▸ **Task instructions**:
Output the full material exactly as it appears here.
+++
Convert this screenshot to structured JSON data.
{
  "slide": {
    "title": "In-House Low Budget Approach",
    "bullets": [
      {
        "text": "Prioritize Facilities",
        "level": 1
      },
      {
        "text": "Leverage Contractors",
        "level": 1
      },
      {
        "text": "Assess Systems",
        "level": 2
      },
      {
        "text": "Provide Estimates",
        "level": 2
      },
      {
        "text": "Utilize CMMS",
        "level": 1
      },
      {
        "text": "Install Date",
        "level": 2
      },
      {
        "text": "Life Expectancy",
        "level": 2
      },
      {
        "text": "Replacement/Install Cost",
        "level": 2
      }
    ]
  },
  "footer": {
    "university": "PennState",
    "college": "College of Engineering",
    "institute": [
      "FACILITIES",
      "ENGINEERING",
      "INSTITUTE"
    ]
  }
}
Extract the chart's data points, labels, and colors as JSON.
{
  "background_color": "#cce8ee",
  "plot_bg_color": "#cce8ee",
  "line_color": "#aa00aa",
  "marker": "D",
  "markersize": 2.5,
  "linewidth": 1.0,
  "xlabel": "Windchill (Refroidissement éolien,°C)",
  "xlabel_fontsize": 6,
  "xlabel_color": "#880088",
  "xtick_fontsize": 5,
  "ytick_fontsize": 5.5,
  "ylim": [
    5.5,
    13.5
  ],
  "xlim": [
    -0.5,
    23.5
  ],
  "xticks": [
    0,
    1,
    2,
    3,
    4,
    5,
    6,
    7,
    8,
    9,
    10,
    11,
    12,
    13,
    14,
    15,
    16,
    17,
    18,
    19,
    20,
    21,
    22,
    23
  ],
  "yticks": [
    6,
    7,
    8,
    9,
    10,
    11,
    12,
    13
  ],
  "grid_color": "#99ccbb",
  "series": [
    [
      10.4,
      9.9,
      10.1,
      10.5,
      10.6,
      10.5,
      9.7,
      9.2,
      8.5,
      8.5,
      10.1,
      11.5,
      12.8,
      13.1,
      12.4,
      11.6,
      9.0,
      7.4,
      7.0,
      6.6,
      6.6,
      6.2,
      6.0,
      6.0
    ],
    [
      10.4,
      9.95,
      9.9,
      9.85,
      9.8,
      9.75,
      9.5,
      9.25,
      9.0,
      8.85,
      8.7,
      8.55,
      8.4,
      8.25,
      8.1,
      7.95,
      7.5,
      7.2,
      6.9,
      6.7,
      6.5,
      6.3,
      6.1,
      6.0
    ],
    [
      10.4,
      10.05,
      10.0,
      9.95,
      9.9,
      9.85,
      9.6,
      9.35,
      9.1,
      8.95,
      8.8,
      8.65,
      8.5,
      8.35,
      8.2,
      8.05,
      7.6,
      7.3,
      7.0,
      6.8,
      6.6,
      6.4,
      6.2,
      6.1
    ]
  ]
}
+++
▸ **The reply**:
Convert this screenshot to structured JSON data.
{
  "slide": {
    "title": "In-House Low Budget Approach",
    "bullets": [
      {
        "text": "Prioritize Facilities",
        "level": 1
      },
      {
        "text": "Leverage Contractors",
        "level": 1
      },
      {
        "text": "Assess Systems",
        "level": 2
      },
      {
        "text": "Provide Estimates",
        "level": 2
      },
      {
        "text": "Utilize CMMS",
        "level": 1
      },
      {
        "text": "Install Date",
        "level": 2
      },
      {
        "text": "Life Expectancy",
        "level": 2
      },
      {
        "text": "Replacement/Install Cost",
        "level": 2
      }
    ]
  },
  "footer": {
    "university": "PennState",
    "college": "College of Engineering",
    "institute": [
      "FACILITIES",
      "ENGINEERING",
      "INSTITUTE"
    ]
  }
}
Extract the chart's data points, labels, and colors as JSON.
{
  "background_color": "#cce8ee",
  "plot_bg_color": "#cce8ee",
  "line_color": "#aa00aa",
  "marker": "D",
  "markersize": 2.5,
  "linewidth": 1.0,
  "xlabel": "Windchill (Refroidissement éolien,°C)",
  "xlabel_fontsize": 6,
  "xlabel_color": "#880088",
  "xtick_fontsize": 5,
  "ytick_fontsize": 5.5,
  "ylim": [
    5.5,
    13.5
  ],
  "xlim": [
    -0.5,
    23.5
  ],
  "xticks": [
    0,
    1,
    2,
    3,
    4,
    5,
    6,
    7,
    8,
    9,
    10,
    11,
    12,
    13,
    14,
    15,
    16,
    17,
    18,
    19,
    20,
    21,
    22,
    23
  ],
  "yticks": [
    6,
    7,
    8,
    9,
    10,
    11,
    12,
    13
  ],
  "grid_color": "#99ccbb",
  "series": [
    [
      10.4,
      9.9,
      10.1,
      10.5,
      10.6,
      10.5,
      9.7,
      9.2,
      8.5,
      8.5,
      10.1,
      11.5,
      12.8,
      13.1,
      12.4,
      11.6,
      9.0,
      7.4,
      7.0,
      6.6,
      6.6,
      6.2,
      6.0,
      6.0
    ],
    [
      10.4,
      9.95,
      9.9,
      9.85,
      9.8,
      9.75,
      9.5,
      9.25,
      9.0,
      8.85,
      8.7,
      8.55,
      8.4,
      8.25,
      8.1,
      7.95,
      7.5,
      7.2,
      6.9,
      6.7,
      6.5,
      6.3,
      6.1,
      6.0
    ],
    [
      10.4,
      10.05,
      10.0,
      9.95,
      9.9,
      9.85,
      9.6,
      9.35,
      9.1,
      8.95,
      8.8,
      8.65,
      8.5,
      8.35,
      8.2,
      8.05,
      7.6,
      7.3,
      7.0,
      6.8,
      6.6,
      6.4,
      6.2,
      6.1
    ]
  ]
}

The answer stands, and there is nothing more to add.